__Written problem__: Return all of the entries word for word, but omit the pictures they contain.

Data records:

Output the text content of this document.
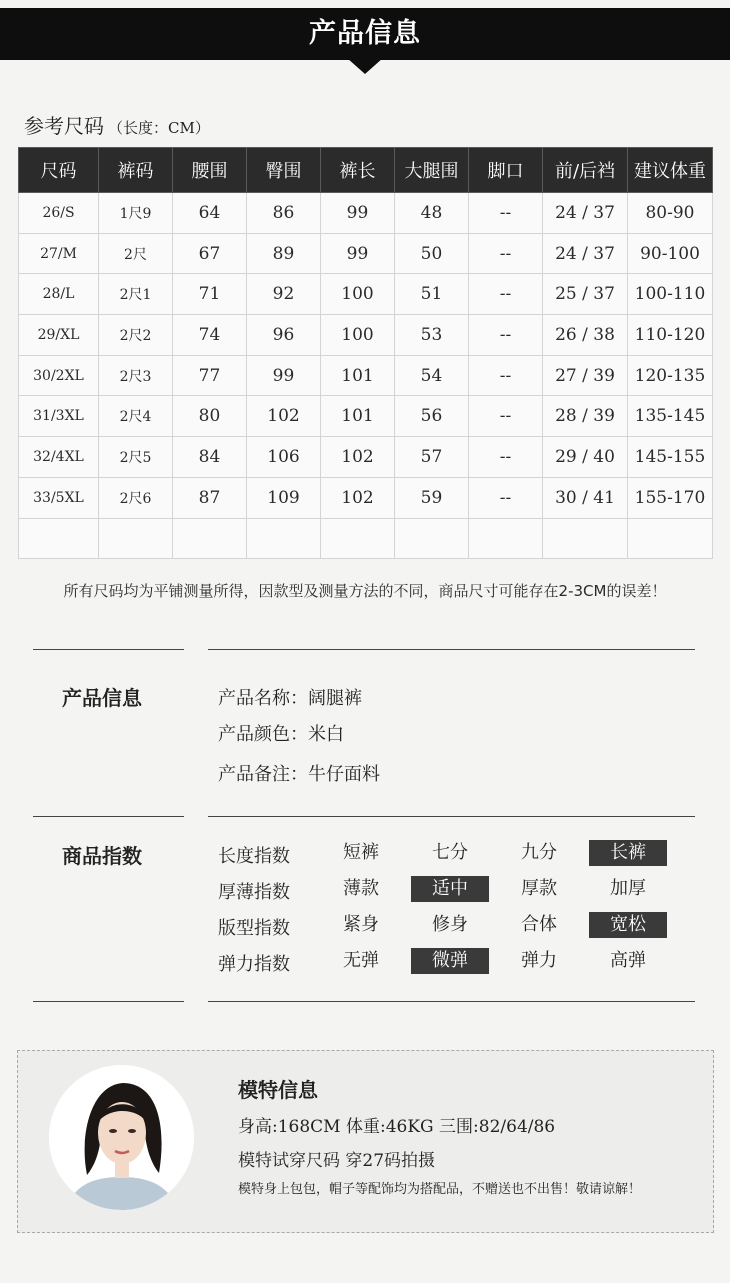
产品信息
参考尺码 （长度：CM）
尺码	裤码	腰围	臀围	裤长	大腿围	脚口	前/后裆	建议体重
26/S	1尺9	64	86	99	48	--	24 / 37	80-90
27/M	2尺	67	89	99	50	--	24 / 37	90-100
28/L	2尺1	71	92	100	51	--	25 / 37	100-110
29/XL	2尺2	74	96	100	53	--	26 / 38	110-120
30/2XL	2尺3	77	99	101	54	--	27 / 39	120-135
31/3XL	2尺4	80	102	101	56	--	28 / 39	135-145
32/4XL	2尺5	84	106	102	57	--	29 / 40	145-155
33/5XL	2尺6	87	109	102	59	--	30 / 41	155-170

所有尺码均为平铺测量所得，因款型及测量方法的不同，商品尺寸可能存在2-3CM的误差！
产品信息	产品名称：阔腿裤
产品颜色：米白
产品备注：牛仔面料
商品指数	长度指数	短裤	七分	九分	长裤
厚薄指数	薄款	适中	厚款	加厚
版型指数	紧身	修身	合体	宽松
弹力指数	无弹	微弹	弹力	高弹
模特信息
身高:168CM 体重:46KG 三围:82/64/86
模特试穿尺码 穿27码拍摄
模特身上包包，帽子等配饰均为搭配品，不赠送也不出售！敬请谅解！
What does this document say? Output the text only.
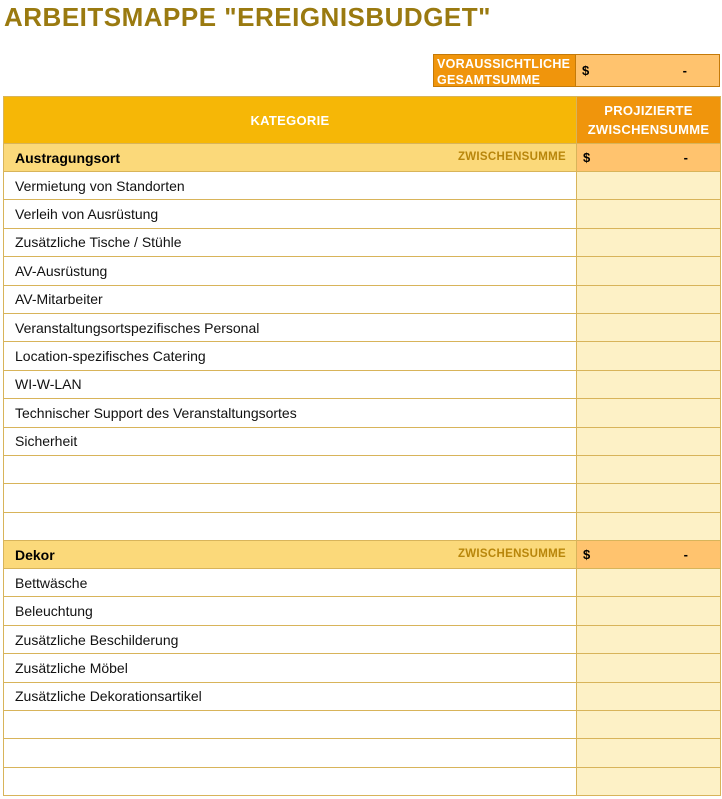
ARBEITSMAPPE "EREIGNISBUDGET"
VORAUSSICHTLICHE GESAMTSUMME
$	-
KATEGORIE	PROJIZIERTE ZWISCHENSUMME
Austragungsort ZWISCHENSUMME	$ -

Vermietung von Standorten	
Verleih von Ausrüstung	
Zusätzliche Tische / Stühle	
AV-Ausrüstung	
AV-Mitarbeiter	
Veranstaltungsortspezifisches Personal	
Location-spezifisches Catering	
WI-W-LAN	
Technischer Support des Veranstaltungsortes	
Sicherheit	

Dekor ZWISCHENSUMME	$ -

Bettwäsche	
Beleuchtung	
Zusätzliche Beschilderung	
Zusätzliche Möbel	
Zusätzliche Dekorationsartikel	
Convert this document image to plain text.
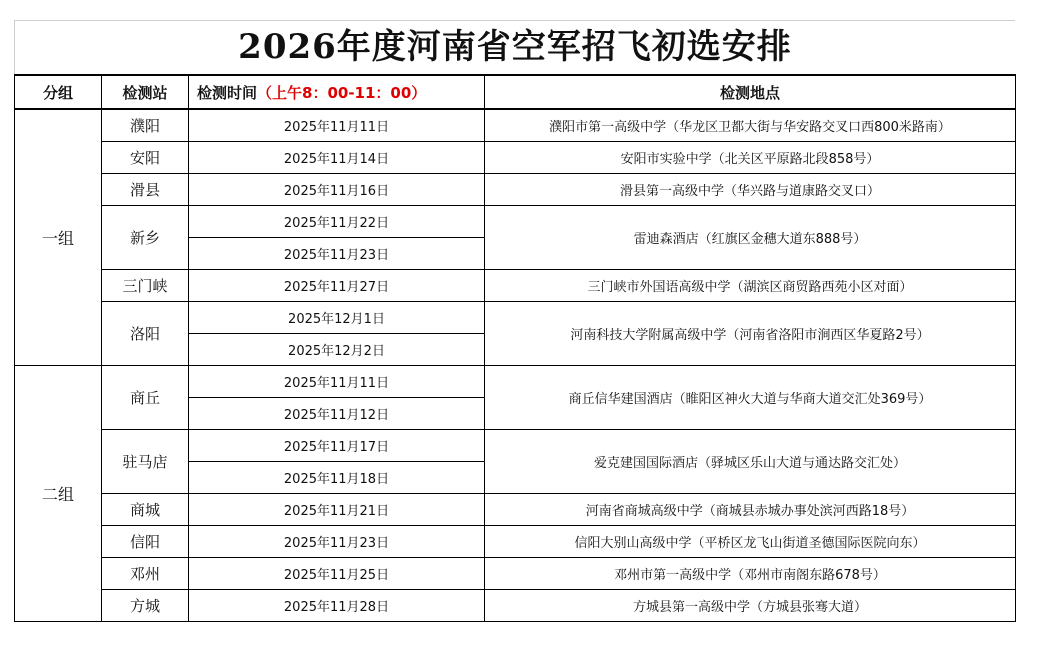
2026年度河南省空军招飞初选安排
分组	检测站	检测时间（上午8：00-11：00）	检测地点
一组	濮阳	2025年11月11日	濮阳市第一高级中学（华龙区卫都大街与华安路交叉口西800米路南）
	安阳	2025年11月14日	安阳市实验中学（北关区平原路北段858号）
	滑县	2025年11月16日	滑县第一高级中学（华兴路与道康路交叉口）
	新乡	2025年11月22日	雷迪森酒店（红旗区金穗大道东888号）
		2025年11月23日	
	三门峡	2025年11月27日	三门峡市外国语高级中学（湖滨区商贸路西苑小区对面）
	洛阳	2025年12月1日	河南科技大学附属高级中学（河南省洛阳市涧西区华夏路2号）
		2025年12月2日	
二组	商丘	2025年11月11日	商丘信华建国酒店（睢阳区神火大道与华商大道交汇处369号）
		2025年11月12日	
	驻马店	2025年11月17日	爱克建国国际酒店（驿城区乐山大道与通达路交汇处）
		2025年11月18日	
	商城	2025年11月21日	河南省商城高级中学（商城县赤城办事处滨河西路18号）
	信阳	2025年11月23日	信阳大别山高级中学（平桥区龙飞山街道圣德国际医院向东）
	邓州	2025年11月25日	邓州市第一高级中学（邓州市南阁东路678号）
	方城	2025年11月28日	方城县第一高级中学（方城县张骞大道）
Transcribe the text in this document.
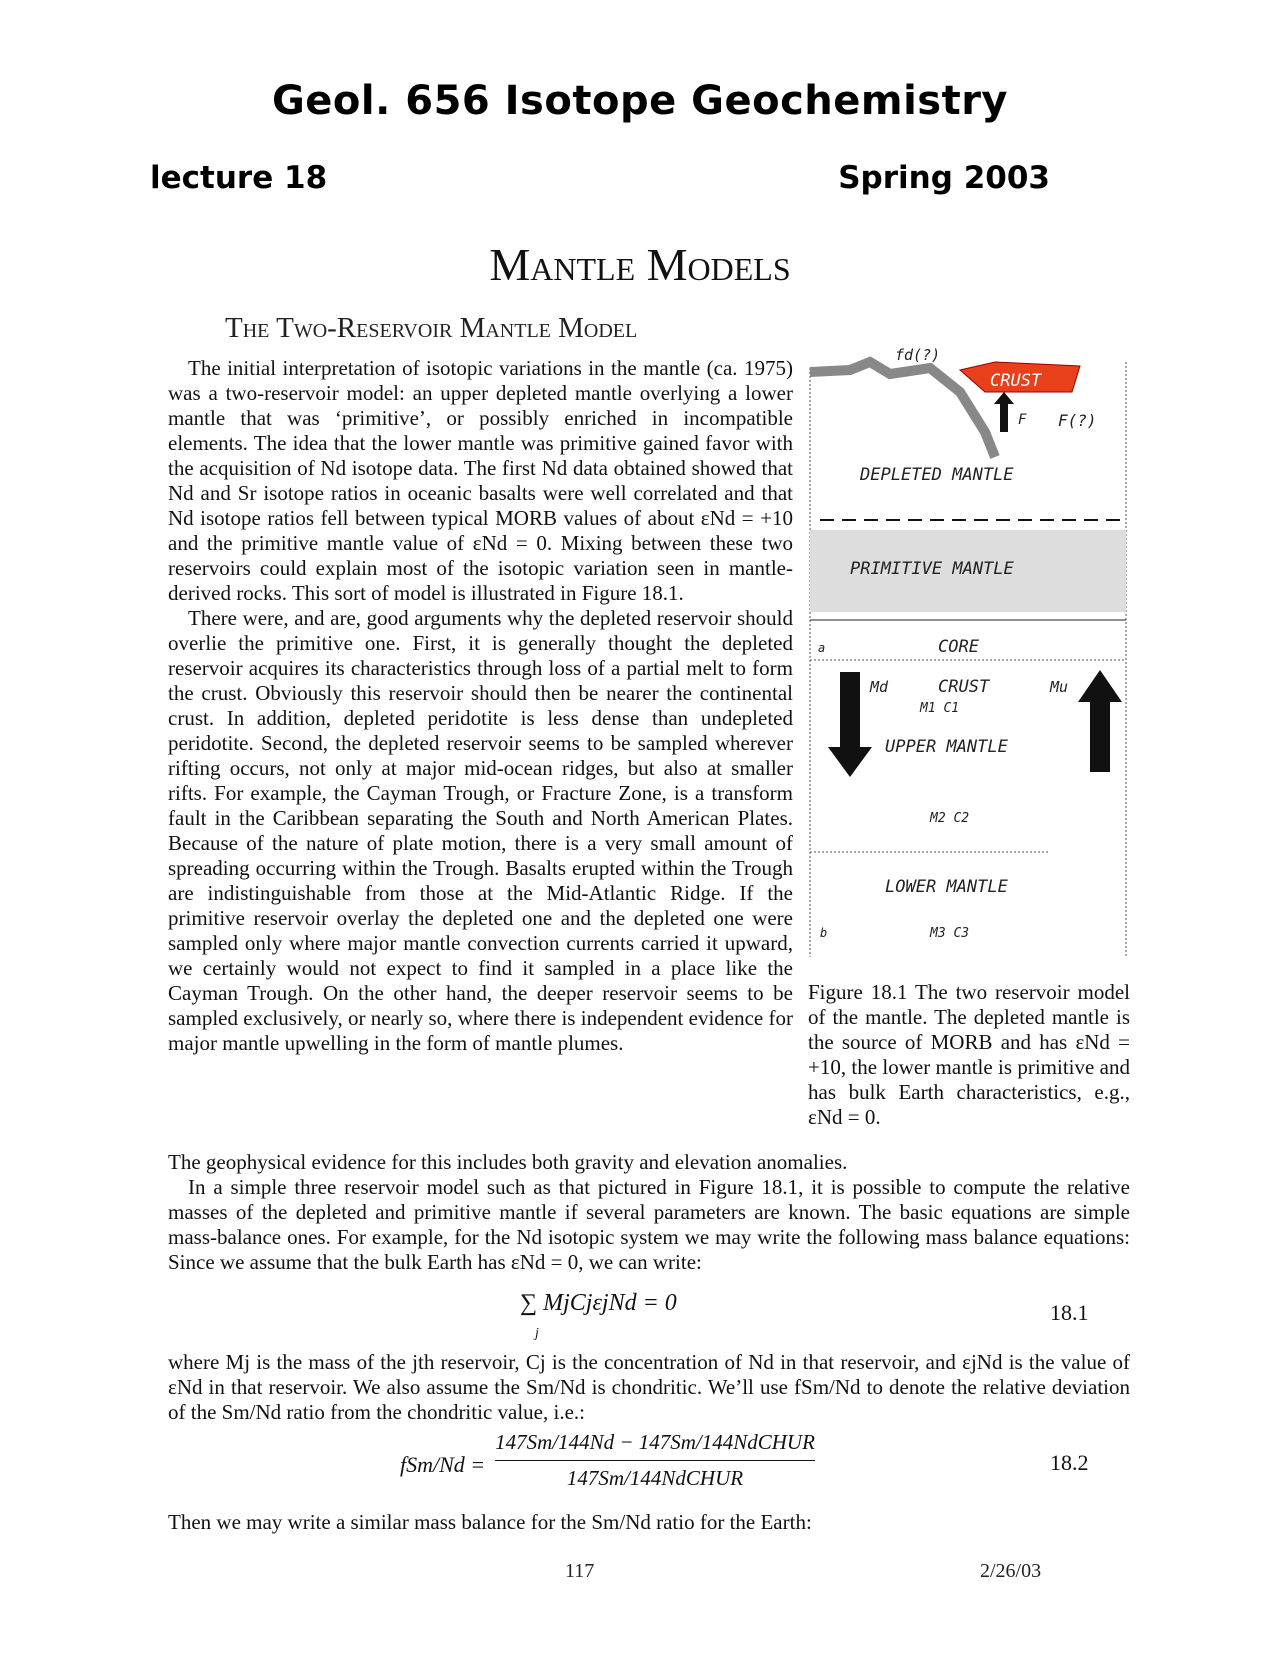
Geol. 656 Isotope Geochemistry
lecture 18	Spring 2003
Mantle Models
The Two-Reservoir Mantle Model

The initial interpretation of isotopic variations in the mantle (ca. 1975) was a two-reservoir model: an upper depleted mantle overlying a lower mantle that was ‘primitive’, or possibly enriched in incompatible elements. The idea that the lower mantle was primitive gained favor with the acquisition of Nd isotope data. The first Nd data obtained showed that Nd and Sr isotope ratios in oceanic basalts were well correlated and that Nd isotope ratios fell between typical MORB values of about εNd = +10 and the primitive mantle value of εNd = 0. Mixing between these two reservoirs could explain most of the isotopic variation seen in mantle-derived rocks. This sort of model is illustrated in Figure 18.1.

There were, and are, good arguments why the depleted reservoir should overlie the primitive one. First, it is generally thought the depleted reservoir acquires its characteristics through loss of a partial melt to form the crust. Obviously this reservoir should then be nearer the continental crust. In addition, depleted peridotite is less dense than undepleted peridotite. Second, the depleted reservoir seems to be sampled wherever rifting occurs, not only at major mid-ocean ridges, but also at smaller rifts. For example, the Cayman Trough, or Fracture Zone, is a transform fault in the Caribbean separating the South and North American Plates. Because of the nature of plate motion, there is a very small amount of spreading occurring within the Trough. Basalts erupted within the Trough are indistinguishable from those at the Mid-Atlantic Ridge. If the primitive reservoir overlay the depleted one and the depleted one were sampled only where major mantle convection currents carried it upward, we certainly would not expect to find it sampled in a place like the Cayman Trough. On the other hand, the deeper reservoir seems to be sampled exclusively, or nearly so, where there is independent evidence for major mantle upwelling in the form of mantle plumes.

CRUST
fd(?)
F F(?)
DEPLETED MANTLE
PRIMITIVE MANTLE
a	CORE
Md	CRUST	Mu
M1 C1
UPPER MANTLE
M2 C2
LOWER MANTLE
b	M3 C3
Figure 18.1 The two reservoir model of the mantle. The depleted mantle is the source of MORB and has εNd = +10, the lower mantle is primitive and has bulk Earth characteristics, e.g., εNd = 0.

The geophysical evidence for this includes both gravity and elevation anomalies.

In a simple three reservoir model such as that pictured in Figure 18.1, it is possible to compute the relative masses of the depleted and primitive mantle if several parameters are known. The basic equations are simple mass-balance ones. For example, for the Nd isotopic system we may write the following mass balance equations: Since we assume that the bulk Earth has εNd = 0, we can write:

∑ MjCjεjNd = 0
j
18.1

where Mj is the mass of the jth reservoir, Cj is the concentration of Nd in that reservoir, and εjNd is the value of εNd in that reservoir. We also assume the Sm/Nd is chondritic. We’ll use fSm/Nd to denote the relative deviation of the Sm/Nd ratio from the chondritic value, i.e.:

fSm/Nd =
147Sm/144Nd − 147Sm/144NdCHUR
147Sm/144NdCHUR
18.2

Then we may write a similar mass balance for the Sm/Nd ratio for the Earth:

117	2/26/03
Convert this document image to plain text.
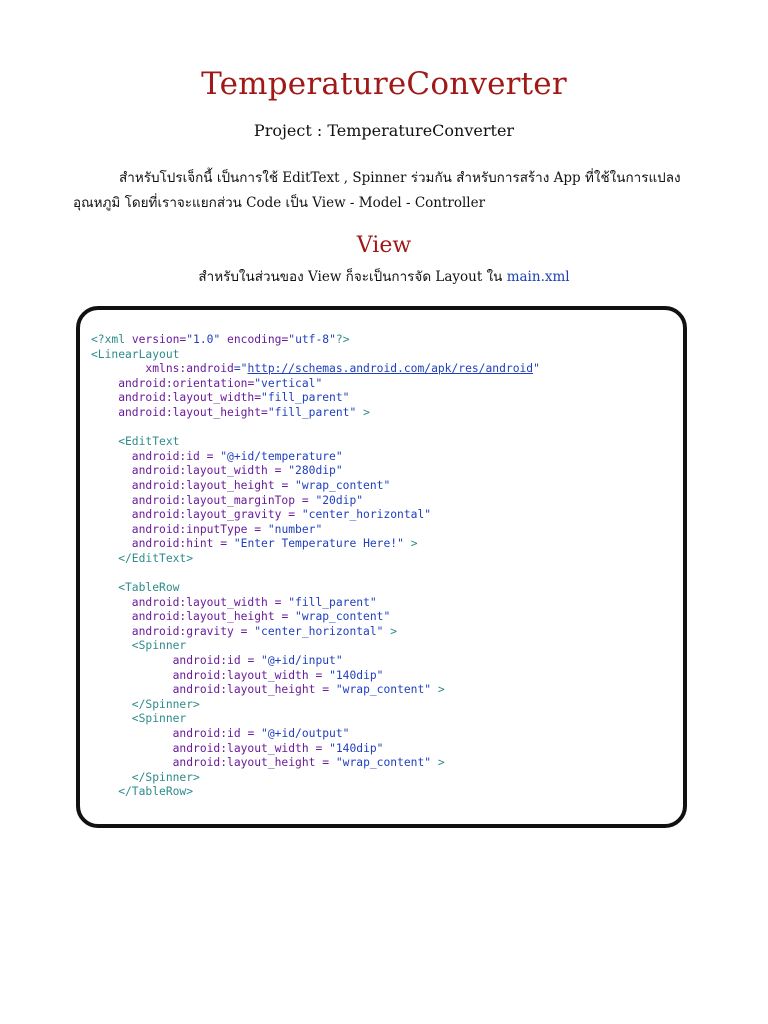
TemperatureConverter
Project : TemperatureConverter

สำหรับโปรเจ็กนี้ เป็นการใช้ EditText , Spinner ร่วมกัน สำหรับการสร้าง App ที่ใช้ในการแปลง

อุณหภูมิ โดยที่เราจะแยกส่วน Code เป็น View - Model - Controller

View
สำหรับในส่วนของ View ก็จะเป็นการจัด Layout ใน main.xml
<?xml version="1.0" encoding="utf-8"?>
<LinearLayout
xmlns:android="http://schemas.android.com/apk/res/android"
android:orientation="vertical"
android:layout_width="fill_parent"
android:layout_height="fill_parent" >

<EditText
android:id = "@+id/temperature"
android:layout_width = "280dip"
android:layout_height = "wrap_content"
android:layout_marginTop = "20dip"
android:layout_gravity = "center_horizontal"
android:inputType = "number"
android:hint = "Enter Temperature Here!" >
</EditText>

<TableRow
android:layout_width = "fill_parent"
android:layout_height = "wrap_content"
android:gravity = "center_horizontal" >
<Spinner
android:id = "@+id/input"
android:layout_width = "140dip"
android:layout_height = "wrap_content" >
</Spinner>
<Spinner
android:id = "@+id/output"
android:layout_width = "140dip"
android:layout_height = "wrap_content" >
</Spinner>
</TableRow>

__Solution to this problem__:
Output the text content of this document.
产品信息
参考尺码 （长度：CM）
尺码	裤码	腰围	臀围	裤长	大腿围	脚口	前/后裆	建议体重
26/S	1尺9	64	86	99	48	--	24 / 37	80-90
27/M	2尺	67	89	99	50	--	24 / 37	90-100
28/L	2尺1	71	92	100	51	--	25 / 37	100-110
29/XL	2尺2	74	96	100	53	--	26 / 38	110-120
30/2XL	2尺3	77	99	101	54	--	27 / 39	120-135
31/3XL	2尺4	80	102	101	56	--	28 / 39	135-145
32/4XL	2尺5	84	106	102	57	--	29 / 40	145-155
33/5XL	2尺6	87	109	102	59	--	30 / 41	155-170

所有尺码均为平铺测量所得，因款型及测量方法的不同，商品尺寸可能存在2-3CM的误差！
产品信息	产品名称：阔腿裤
产品颜色：米白
产品备注：牛仔面料
商品指数	长度指数	短裤	七分	九分	长裤
厚薄指数	薄款	适中	厚款	加厚
版型指数	紧身	修身	合体	宽松
弹力指数	无弹	微弹	弹力	高弹
模特信息
身高:168CM 体重:46KG 三围:82/64/86
模特试穿尺码 穿27码拍摄
模特身上包包，帽子等配饰均为搭配品，不赠送也不出售！敬请谅解！
What does this document say? Output the text only.
ARBEITSMAPPE "EREIGNISBUDGET"
VORAUSSICHTLICHE GESAMTSUMME
$	-
KATEGORIE	PROJIZIERTE ZWISCHENSUMME
Austragungsort ZWISCHENSUMME	$ -

Vermietung von Standorten	
Verleih von Ausrüstung	
Zusätzliche Tische / Stühle	
AV-Ausrüstung	
AV-Mitarbeiter	
Veranstaltungsortspezifisches Personal	
Location-spezifisches Catering	
WI-W-LAN	
Technischer Support des Veranstaltungsortes	
Sicherheit	

Dekor ZWISCHENSUMME	$ -

Bettwäsche	
Beleuchtung	
Zusätzliche Beschilderung	
Zusätzliche Möbel	
Zusätzliche Dekorationsartikel	
Convert this document image to plain text.
2026年度河南省空军招飞初选安排
分组	检测站	检测时间（上午8：00-11：00）	检测地点
一组	濮阳	2025年11月11日	濮阳市第一高级中学（华龙区卫都大街与华安路交叉口西800米路南）
	安阳	2025年11月14日	安阳市实验中学（北关区平原路北段858号）
	滑县	2025年11月16日	滑县第一高级中学（华兴路与道康路交叉口）
	新乡	2025年11月22日	雷迪森酒店（红旗区金穗大道东888号）
		2025年11月23日	
	三门峡	2025年11月27日	三门峡市外国语高级中学（湖滨区商贸路西苑小区对面）
	洛阳	2025年12月1日	河南科技大学附属高级中学（河南省洛阳市涧西区华夏路2号）
		2025年12月2日	
二组	商丘	2025年11月11日	商丘信华建国酒店（睢阳区神火大道与华商大道交汇处369号）
		2025年11月12日	
	驻马店	2025年11月17日	爱克建国国际酒店（驿城区乐山大道与通达路交汇处）
		2025年11月18日	
	商城	2025年11月21日	河南省商城高级中学（商城县赤城办事处滨河西路18号）
	信阳	2025年11月23日	信阳大别山高级中学（平桥区龙飞山街道圣德国际医院向东）
	邓州	2025年11月25日	邓州市第一高级中学（邓州市南阁东路678号）
	方城	2025年11月28日	方城县第一高级中学（方城县张骞大道）
Transcribe the text in this document.
Geol. 656 Isotope Geochemistry
lecture 18	Spring 2003
Mantle Models
The Two-Reservoir Mantle Model

The initial interpretation of isotopic variations in the mantle (ca. 1975) was a two-reservoir model: an upper depleted mantle overlying a lower mantle that was ‘primitive’, or possibly enriched in incompatible elements. The idea that the lower mantle was primitive gained favor with the acquisition of Nd isotope data. The first Nd data obtained showed that Nd and Sr isotope ratios in oceanic basalts were well correlated and that Nd isotope ratios fell between typical MORB values of about εNd = +10 and the primitive mantle value of εNd = 0. Mixing between these two reservoirs could explain most of the isotopic variation seen in mantle-derived rocks. This sort of model is illustrated in Figure 18.1.

There were, and are, good arguments why the depleted reservoir should overlie the primitive one. First, it is generally thought the depleted reservoir acquires its characteristics through loss of a partial melt to form the crust. Obviously this reservoir should then be nearer the continental crust. In addition, depleted peridotite is less dense than undepleted peridotite. Second, the depleted reservoir seems to be sampled wherever rifting occurs, not only at major mid-ocean ridges, but also at smaller rifts. For example, the Cayman Trough, or Fracture Zone, is a transform fault in the Caribbean separating the South and North American Plates. Because of the nature of plate motion, there is a very small amount of spreading occurring within the Trough. Basalts erupted within the Trough are indistinguishable from those at the Mid-Atlantic Ridge. If the primitive reservoir overlay the depleted one and the depleted one were sampled only where major mantle convection currents carried it upward, we certainly would not expect to find it sampled in a place like the Cayman Trough. On the other hand, the deeper reservoir seems to be sampled exclusively, or nearly so, where there is independent evidence for major mantle upwelling in the form of mantle plumes.

CRUST
fd(?)
F F(?)
DEPLETED MANTLE
PRIMITIVE MANTLE
a	CORE
Md	CRUST	Mu
M1 C1
UPPER MANTLE
M2 C2
LOWER MANTLE
b	M3 C3
Figure 18.1 The two reservoir model of the mantle. The depleted mantle is the source of MORB and has εNd = +10, the lower mantle is primitive and has bulk Earth characteristics, e.g., εNd = 0.

The geophysical evidence for this includes both gravity and elevation anomalies.

In a simple three reservoir model such as that pictured in Figure 18.1, it is possible to compute the relative masses of the depleted and primitive mantle if several parameters are known. The basic equations are simple mass-balance ones. For example, for the Nd isotopic system we may write the following mass balance equations: Since we assume that the bulk Earth has εNd = 0, we can write:

∑ MjCjεjNd = 0
j
18.1

where Mj is the mass of the jth reservoir, Cj is the concentration of Nd in that reservoir, and εjNd is the value of εNd in that reservoir. We also assume the Sm/Nd is chondritic. We’ll use fSm/Nd to denote the relative deviation of the Sm/Nd ratio from the chondritic value, i.e.:

fSm/Nd =
147Sm/144Nd − 147Sm/144NdCHUR
147Sm/144NdCHUR
18.2

Then we may write a similar mass balance for the Sm/Nd ratio for the Earth:

117	2/26/03
Convert this document image to plain text.
TemperatureConverter
Project : TemperatureConverter

สำหรับโปรเจ็กนี้ เป็นการใช้ EditText , Spinner ร่วมกัน สำหรับการสร้าง App ที่ใช้ในการแปลง

อุณหภูมิ โดยที่เราจะแยกส่วน Code เป็น View - Model - Controller

View
สำหรับในส่วนของ View ก็จะเป็นการจัด Layout ใน main.xml
<?xml version="1.0" encoding="utf-8"?>
<LinearLayout
xmlns:android="http://schemas.android.com/apk/res/android"
android:orientation="vertical"
android:layout_width="fill_parent"
android:layout_height="fill_parent" >

<EditText
android:id = "@+id/temperature"
android:layout_width = "280dip"
android:layout_height = "wrap_content"
android:layout_marginTop = "20dip"
android:layout_gravity = "center_horizontal"
android:inputType = "number"
android:hint = "Enter Temperature Here!" >
</EditText>

<TableRow
android:layout_width = "fill_parent"
android:layout_height = "wrap_content"
android:gravity = "center_horizontal" >
<Spinner
android:id = "@+id/input"
android:layout_width = "140dip"
android:layout_height = "wrap_content" >
</Spinner>
<Spinner
android:id = "@+id/output"
android:layout_width = "140dip"
android:layout_height = "wrap_content" >
</Spinner>
</TableRow>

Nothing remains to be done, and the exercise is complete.